* [EXERCISE BRIEF]:
Quote all lines below exactly. Images stay out.

[Collected data]
......
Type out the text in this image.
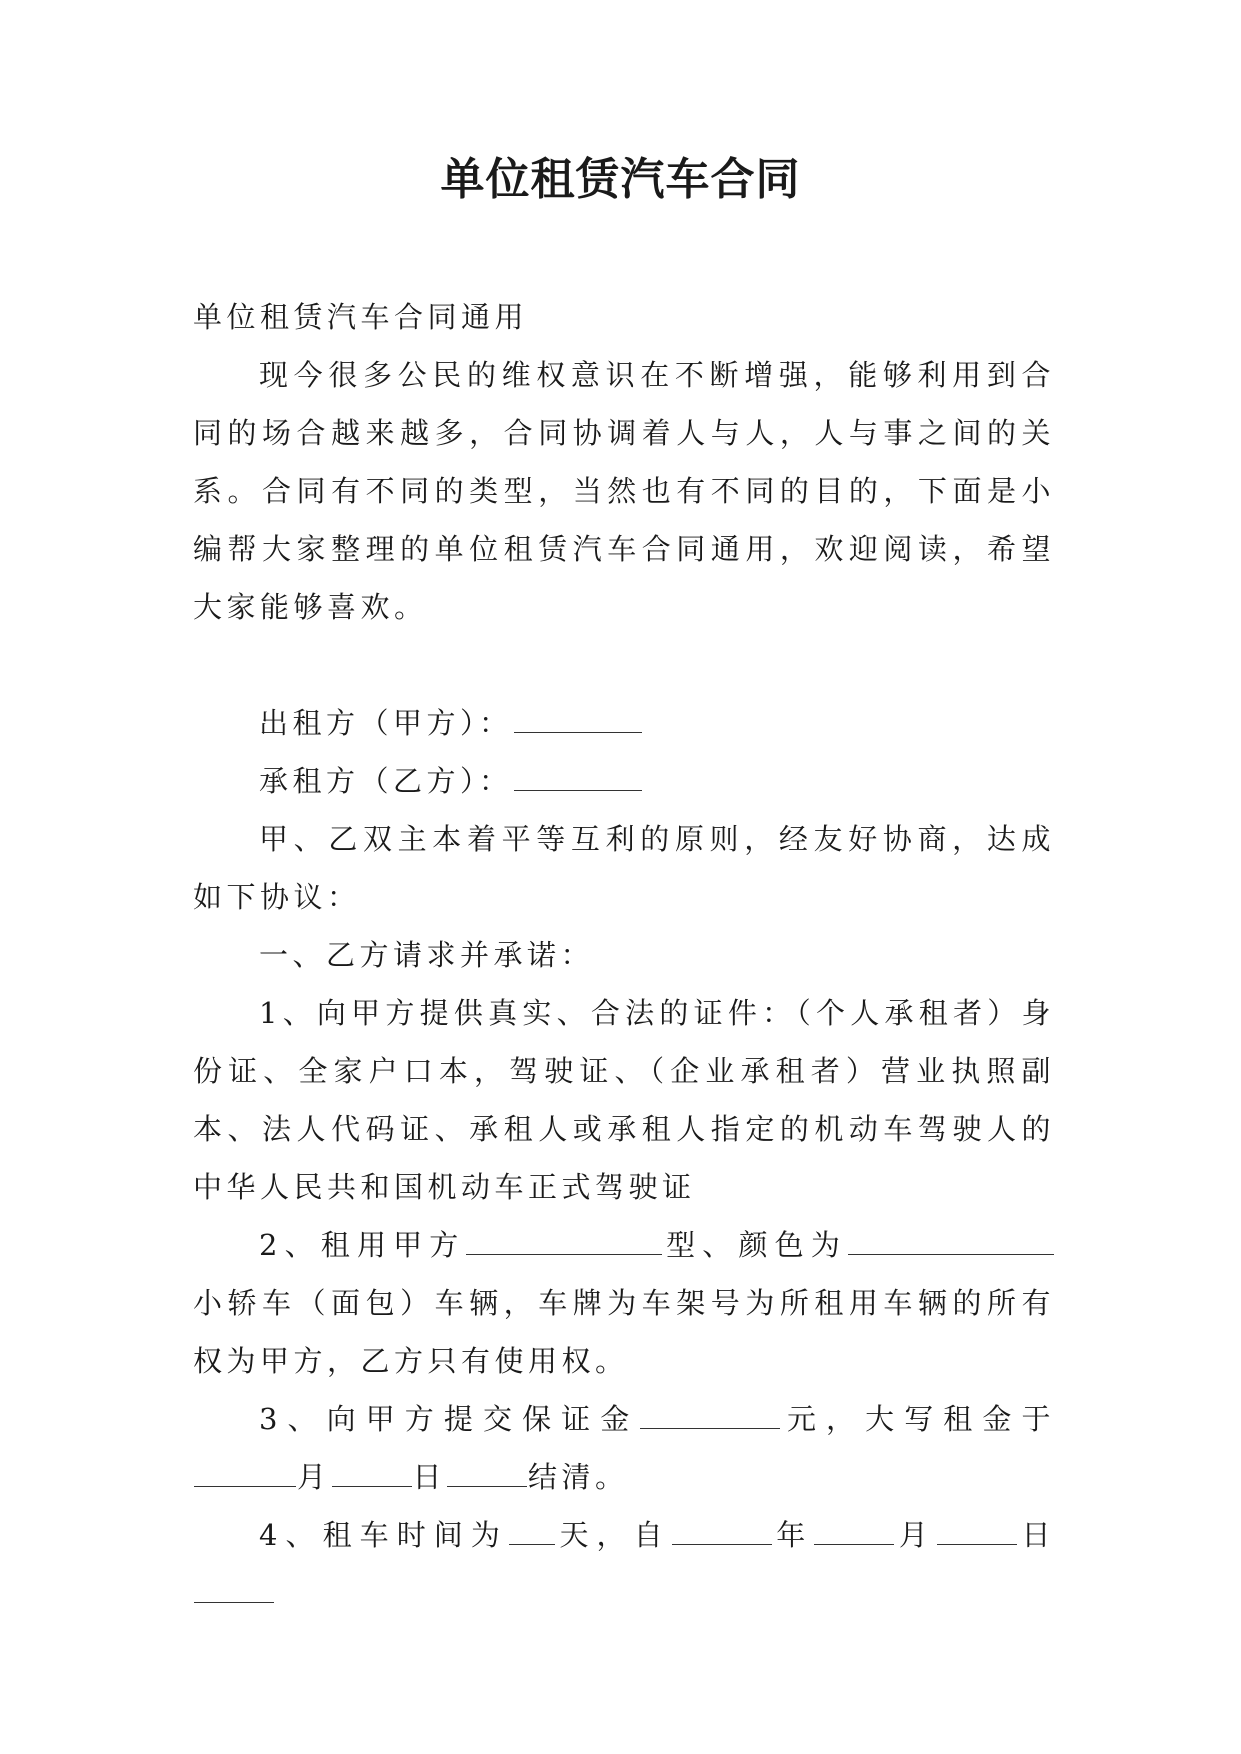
单位租赁汽车合同

单位租赁汽车合同通用

现今很多公民的维权意识在不断增强，能够利用到合同的场合越来越多，合同协调着人与人，人与事之间的关系。合同有不同的类型，当然也有不同的目的，下面是小编帮大家整理的单位租赁汽车合同通用，欢迎阅读，希望大家能够喜欢。

出租方（甲方）：

承租方（乙方）：

甲、乙双主本着平等互利的原则，经友好协商，达成如下协议：

一、乙方请求并承诺：

1、向甲方提供真实、合法的证件：（个人承租者）身份证、全家户口本，驾驶证、（企业承租者）营业执照副本、法人代码证、承租人或承租人指定的机动车驾驶人的中华人民共和国机动车正式驾驶证

2、租用甲方	型、颜色为小轿车（面包）车辆，车牌为车架号为所租用车辆的所有权为甲方，乙方只有使用权。

3、向甲方提交保证金	元，大写租金于月	日	结清。

4、租车时间为 天，自	年	月	日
......
* [SOLUTION TO THE EXERCISE]:
Type out the text in this image.
单位租赁汽车合同

单位租赁汽车合同通用

现今很多公民的维权意识在不断增强，能够利用到合同的场合越来越多，合同协调着人与人，人与事之间的关系。合同有不同的类型，当然也有不同的目的，下面是小编帮大家整理的单位租赁汽车合同通用，欢迎阅读，希望大家能够喜欢。

出租方（甲方）：

承租方（乙方）：

甲、乙双主本着平等互利的原则，经友好协商，达成如下协议：

一、乙方请求并承诺：

1、向甲方提供真实、合法的证件：（个人承租者）身份证、全家户口本，驾驶证、（企业承租者）营业执照副本、法人代码证、承租人或承租人指定的机动车驾驶人的中华人民共和国机动车正式驾驶证

2、租用甲方	型、颜色为小轿车（面包）车辆，车牌为车架号为所租用车辆的所有权为甲方，乙方只有使用权。

3、向甲方提交保证金	元，大写租金于月	日	结清。

4、租车时间为 天，自	年	月	日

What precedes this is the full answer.